>>>

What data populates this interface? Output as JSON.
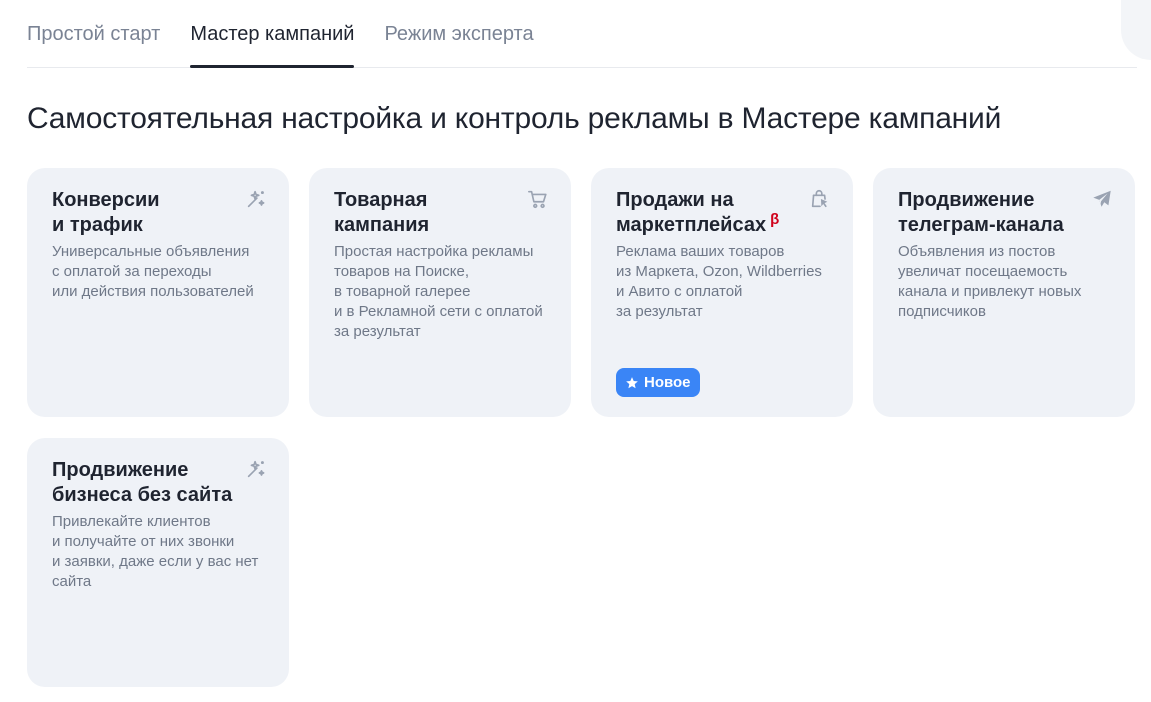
{
  "tabs": [
    {
      "label": "Простой старт",
      "active": false
    },
    {
      "label": "Мастер кампаний",
      "active": true
    },
    {
      "label": "Режим эксперта",
      "active": false
    }
  ],
  "page_title": "Самостоятельная настройка и контроль рекламы в Мастере кампаний",
  "cards": [
    {
      "title_lines": [
        "Конверсии",
        "и трафик"
      ],
      "description_lines": [
        "Универсальные объявления",
        "с оплатой за переходы",
        "или действия пользователей"
      ],
      "icon": "magic-wand-icon"
    },
    {
      "title_lines": [
        "Товарная",
        "кампания"
      ],
      "description_lines": [
        "Простая настройка рекламы",
        "товаров на Поиске,",
        "в товарной галерее",
        "и в Рекламной сети с оплатой",
        "за результат"
      ],
      "icon": "shopping-cart-icon"
    },
    {
      "title_lines": [
        "Продажи на",
        "маркетплейсах"
      ],
      "beta": "β",
      "description_lines": [
        "Реклама ваших товаров",
        "из Маркета, Ozon, Wildberries",
        "и Авито с оплатой",
        "за результат"
      ],
      "icon": "shopping-bag-cursor-icon",
      "badge": {
        "label": "Новое",
        "icon": "star-icon"
      }
    },
    {
      "title_lines": [
        "Продвижение",
        "телеграм-канала"
      ],
      "description_lines": [
        "Объявления из постов",
        "увеличат посещаемость",
        "канала и привлекут новых",
        "подписчиков"
      ],
      "icon": "paper-plane-icon"
    },
    {
      "title_lines": [
        "Продвижение",
        "бизнеса без сайта"
      ],
      "description_lines": [
        "Привлекайте клиентов",
        "и получайте от них звонки",
        "и заявки, даже если у вас нет",
        "сайта"
      ],
      "icon": "magic-wand-icon"
    }
  ],
  "colors": {
    "card_bg": "#eff2f7",
    "text_primary": "#1f2430",
    "text_secondary": "#6f7888",
    "icon": "#9aa3b2",
    "badge_bg": "#3a85f6",
    "beta": "#d0021b"
  }
}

<<<

EXERCISE REQUIREMENTS:
Repeat each entry exactly as it appears; skip any picture.

ANSWER BELOW:
What data populates this interface? Output as JSON.
{
  "tabs": [
    {
      "label": "Простой старт",
      "active": false
    },
    {
      "label": "Мастер кампаний",
      "active": true
    },
    {
      "label": "Режим эксперта",
      "active": false
    }
  ],
  "page_title": "Самостоятельная настройка и контроль рекламы в Мастере кампаний",
  "cards": [
    {
      "title_lines": [
        "Конверсии",
        "и трафик"
      ],
      "description_lines": [
        "Универсальные объявления",
        "с оплатой за переходы",
        "или действия пользователей"
      ],
      "icon": "magic-wand-icon"
    },
    {
      "title_lines": [
        "Товарная",
        "кампания"
      ],
      "description_lines": [
        "Простая настройка рекламы",
        "товаров на Поиске,",
        "в товарной галерее",
        "и в Рекламной сети с оплатой",
        "за результат"
      ],
      "icon": "shopping-cart-icon"
    },
    {
      "title_lines": [
        "Продажи на",
        "маркетплейсах"
      ],
      "beta": "β",
      "description_lines": [
        "Реклама ваших товаров",
        "из Маркета, Ozon, Wildberries",
        "и Авито с оплатой",
        "за результат"
      ],
      "icon": "shopping-bag-cursor-icon",
      "badge": {
        "label": "Новое",
        "icon": "star-icon"
      }
    },
    {
      "title_lines": [
        "Продвижение",
        "телеграм-канала"
      ],
      "description_lines": [
        "Объявления из постов",
        "увеличат посещаемость",
        "канала и привлекут новых",
        "подписчиков"
      ],
      "icon": "paper-plane-icon"
    },
    {
      "title_lines": [
        "Продвижение",
        "бизнеса без сайта"
      ],
      "description_lines": [
        "Привлекайте клиентов",
        "и получайте от них звонки",
        "и заявки, даже если у вас нет",
        "сайта"
      ],
      "icon": "magic-wand-icon"
    }
  ],
  "colors": {
    "card_bg": "#eff2f7",
    "text_primary": "#1f2430",
    "text_secondary": "#6f7888",
    "icon": "#9aa3b2",
    "badge_bg": "#3a85f6",
    "beta": "#d0021b"
  }
}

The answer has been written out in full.